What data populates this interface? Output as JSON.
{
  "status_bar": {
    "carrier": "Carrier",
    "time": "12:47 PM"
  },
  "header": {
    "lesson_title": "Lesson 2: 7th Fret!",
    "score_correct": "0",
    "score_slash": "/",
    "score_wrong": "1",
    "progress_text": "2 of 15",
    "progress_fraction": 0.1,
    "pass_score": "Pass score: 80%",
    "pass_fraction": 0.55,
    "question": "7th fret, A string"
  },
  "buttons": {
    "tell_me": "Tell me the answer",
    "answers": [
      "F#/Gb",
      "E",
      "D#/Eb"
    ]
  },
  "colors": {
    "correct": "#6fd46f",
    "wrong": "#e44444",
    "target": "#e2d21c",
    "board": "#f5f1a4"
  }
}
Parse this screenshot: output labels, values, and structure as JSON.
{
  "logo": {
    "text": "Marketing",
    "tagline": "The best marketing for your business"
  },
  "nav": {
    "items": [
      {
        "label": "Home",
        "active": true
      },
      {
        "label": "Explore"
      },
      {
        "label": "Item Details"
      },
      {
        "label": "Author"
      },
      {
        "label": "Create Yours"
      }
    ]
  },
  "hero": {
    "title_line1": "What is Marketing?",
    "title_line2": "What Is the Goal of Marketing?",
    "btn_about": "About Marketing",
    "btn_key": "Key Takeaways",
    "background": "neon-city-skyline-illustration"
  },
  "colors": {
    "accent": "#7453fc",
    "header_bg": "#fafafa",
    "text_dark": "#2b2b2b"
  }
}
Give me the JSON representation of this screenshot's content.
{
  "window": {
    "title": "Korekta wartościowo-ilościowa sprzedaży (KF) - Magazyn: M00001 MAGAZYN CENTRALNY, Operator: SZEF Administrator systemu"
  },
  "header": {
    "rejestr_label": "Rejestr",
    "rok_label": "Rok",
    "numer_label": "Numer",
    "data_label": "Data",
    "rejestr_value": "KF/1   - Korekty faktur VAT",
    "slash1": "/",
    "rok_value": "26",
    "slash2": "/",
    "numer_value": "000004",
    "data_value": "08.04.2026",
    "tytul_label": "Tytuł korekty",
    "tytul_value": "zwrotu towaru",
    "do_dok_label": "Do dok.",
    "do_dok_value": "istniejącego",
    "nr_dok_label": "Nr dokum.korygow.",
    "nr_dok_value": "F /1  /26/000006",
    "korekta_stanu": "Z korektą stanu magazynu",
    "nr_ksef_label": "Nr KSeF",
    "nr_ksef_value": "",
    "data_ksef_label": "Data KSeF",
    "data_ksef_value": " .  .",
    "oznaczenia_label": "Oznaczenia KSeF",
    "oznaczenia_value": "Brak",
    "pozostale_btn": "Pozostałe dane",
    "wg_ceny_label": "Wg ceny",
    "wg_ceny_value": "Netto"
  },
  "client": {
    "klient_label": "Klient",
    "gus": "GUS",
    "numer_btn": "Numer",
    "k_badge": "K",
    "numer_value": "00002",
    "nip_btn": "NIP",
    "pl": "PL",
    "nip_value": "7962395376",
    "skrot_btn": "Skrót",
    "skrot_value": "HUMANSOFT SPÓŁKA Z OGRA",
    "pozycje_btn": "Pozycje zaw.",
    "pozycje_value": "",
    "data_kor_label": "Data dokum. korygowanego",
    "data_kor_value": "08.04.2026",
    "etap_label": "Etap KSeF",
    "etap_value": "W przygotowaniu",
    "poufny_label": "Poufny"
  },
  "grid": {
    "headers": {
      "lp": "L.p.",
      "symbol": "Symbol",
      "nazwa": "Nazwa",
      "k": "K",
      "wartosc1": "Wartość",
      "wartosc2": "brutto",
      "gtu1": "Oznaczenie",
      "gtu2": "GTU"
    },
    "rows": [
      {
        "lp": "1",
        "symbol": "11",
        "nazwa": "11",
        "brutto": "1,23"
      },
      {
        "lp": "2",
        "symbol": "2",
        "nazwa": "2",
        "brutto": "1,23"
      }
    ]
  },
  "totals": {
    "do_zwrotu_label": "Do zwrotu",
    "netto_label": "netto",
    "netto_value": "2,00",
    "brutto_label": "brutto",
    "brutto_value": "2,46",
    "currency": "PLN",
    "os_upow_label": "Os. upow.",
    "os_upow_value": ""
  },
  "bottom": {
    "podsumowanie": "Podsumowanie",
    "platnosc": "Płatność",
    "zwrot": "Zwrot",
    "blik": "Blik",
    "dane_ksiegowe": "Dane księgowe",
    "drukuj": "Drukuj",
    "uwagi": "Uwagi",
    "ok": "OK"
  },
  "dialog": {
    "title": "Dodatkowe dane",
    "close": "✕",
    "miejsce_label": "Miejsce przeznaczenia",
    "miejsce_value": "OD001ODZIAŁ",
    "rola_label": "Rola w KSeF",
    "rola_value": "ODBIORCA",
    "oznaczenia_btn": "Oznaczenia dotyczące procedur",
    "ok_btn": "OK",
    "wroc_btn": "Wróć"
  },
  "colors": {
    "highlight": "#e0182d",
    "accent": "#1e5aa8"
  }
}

----------

### What needs to be done
Your task is to quote the listing above word for word.

### Exercise result
What data populates this interface? Output as JSON.
{
  "status_bar": {
    "carrier": "Carrier",
    "time": "12:47 PM"
  },
  "header": {
    "lesson_title": "Lesson 2: 7th Fret!",
    "score_correct": "0",
    "score_slash": "/",
    "score_wrong": "1",
    "progress_text": "2 of 15",
    "progress_fraction": 0.1,
    "pass_score": "Pass score: 80%",
    "pass_fraction": 0.55,
    "question": "7th fret, A string"
  },
  "buttons": {
    "tell_me": "Tell me the answer",
    "answers": [
      "F#/Gb",
      "E",
      "D#/Eb"
    ]
  },
  "colors": {
    "correct": "#6fd46f",
    "wrong": "#e44444",
    "target": "#e2d21c",
    "board": "#f5f1a4"
  }
}
Parse this screenshot: output labels, values, and structure as JSON.
{
  "logo": {
    "text": "Marketing",
    "tagline": "The best marketing for your business"
  },
  "nav": {
    "items": [
      {
        "label": "Home",
        "active": true
      },
      {
        "label": "Explore"
      },
      {
        "label": "Item Details"
      },
      {
        "label": "Author"
      },
      {
        "label": "Create Yours"
      }
    ]
  },
  "hero": {
    "title_line1": "What is Marketing?",
    "title_line2": "What Is the Goal of Marketing?",
    "btn_about": "About Marketing",
    "btn_key": "Key Takeaways",
    "background": "neon-city-skyline-illustration"
  },
  "colors": {
    "accent": "#7453fc",
    "header_bg": "#fafafa",
    "text_dark": "#2b2b2b"
  }
}
Give me the JSON representation of this screenshot's content.
{
  "window": {
    "title": "Korekta wartościowo-ilościowa sprzedaży (KF) - Magazyn: M00001 MAGAZYN CENTRALNY, Operator: SZEF Administrator systemu"
  },
  "header": {
    "rejestr_label": "Rejestr",
    "rok_label": "Rok",
    "numer_label": "Numer",
    "data_label": "Data",
    "rejestr_value": "KF/1   - Korekty faktur VAT",
    "slash1": "/",
    "rok_value": "26",
    "slash2": "/",
    "numer_value": "000004",
    "data_value": "08.04.2026",
    "tytul_label": "Tytuł korekty",
    "tytul_value": "zwrotu towaru",
    "do_dok_label": "Do dok.",
    "do_dok_value": "istniejącego",
    "nr_dok_label": "Nr dokum.korygow.",
    "nr_dok_value": "F /1  /26/000006",
    "korekta_stanu": "Z korektą stanu magazynu",
    "nr_ksef_label": "Nr KSeF",
    "nr_ksef_value": "",
    "data_ksef_label": "Data KSeF",
    "data_ksef_value": " .  .",
    "oznaczenia_label": "Oznaczenia KSeF",
    "oznaczenia_value": "Brak",
    "pozostale_btn": "Pozostałe dane",
    "wg_ceny_label": "Wg ceny",
    "wg_ceny_value": "Netto"
  },
  "client": {
    "klient_label": "Klient",
    "gus": "GUS",
    "numer_btn": "Numer",
    "k_badge": "K",
    "numer_value": "00002",
    "nip_btn": "NIP",
    "pl": "PL",
    "nip_value": "7962395376",
    "skrot_btn": "Skrót",
    "skrot_value": "HUMANSOFT SPÓŁKA Z OGRA",
    "pozycje_btn": "Pozycje zaw.",
    "pozycje_value": "",
    "data_kor_label": "Data dokum. korygowanego",
    "data_kor_value": "08.04.2026",
    "etap_label": "Etap KSeF",
    "etap_value": "W przygotowaniu",
    "poufny_label": "Poufny"
  },
  "grid": {
    "headers": {
      "lp": "L.p.",
      "symbol": "Symbol",
      "nazwa": "Nazwa",
      "k": "K",
      "wartosc1": "Wartość",
      "wartosc2": "brutto",
      "gtu1": "Oznaczenie",
      "gtu2": "GTU"
    },
    "rows": [
      {
        "lp": "1",
        "symbol": "11",
        "nazwa": "11",
        "brutto": "1,23"
      },
      {
        "lp": "2",
        "symbol": "2",
        "nazwa": "2",
        "brutto": "1,23"
      }
    ]
  },
  "totals": {
    "do_zwrotu_label": "Do zwrotu",
    "netto_label": "netto",
    "netto_value": "2,00",
    "brutto_label": "brutto",
    "brutto_value": "2,46",
    "currency": "PLN",
    "os_upow_label": "Os. upow.",
    "os_upow_value": ""
  },
  "bottom": {
    "podsumowanie": "Podsumowanie",
    "platnosc": "Płatność",
    "zwrot": "Zwrot",
    "blik": "Blik",
    "dane_ksiegowe": "Dane księgowe",
    "drukuj": "Drukuj",
    "uwagi": "Uwagi",
    "ok": "OK"
  },
  "dialog": {
    "title": "Dodatkowe dane",
    "close": "✕",
    "miejsce_label": "Miejsce przeznaczenia",
    "miejsce_value": "OD001ODZIAŁ",
    "rola_label": "Rola w KSeF",
    "rola_value": "ODBIORCA",
    "oznaczenia_btn": "Oznaczenia dotyczące procedur",
    "ok_btn": "OK",
    "wroc_btn": "Wróć"
  },
  "colors": {
    "highlight": "#e0182d",
    "accent": "#1e5aa8"
  }
}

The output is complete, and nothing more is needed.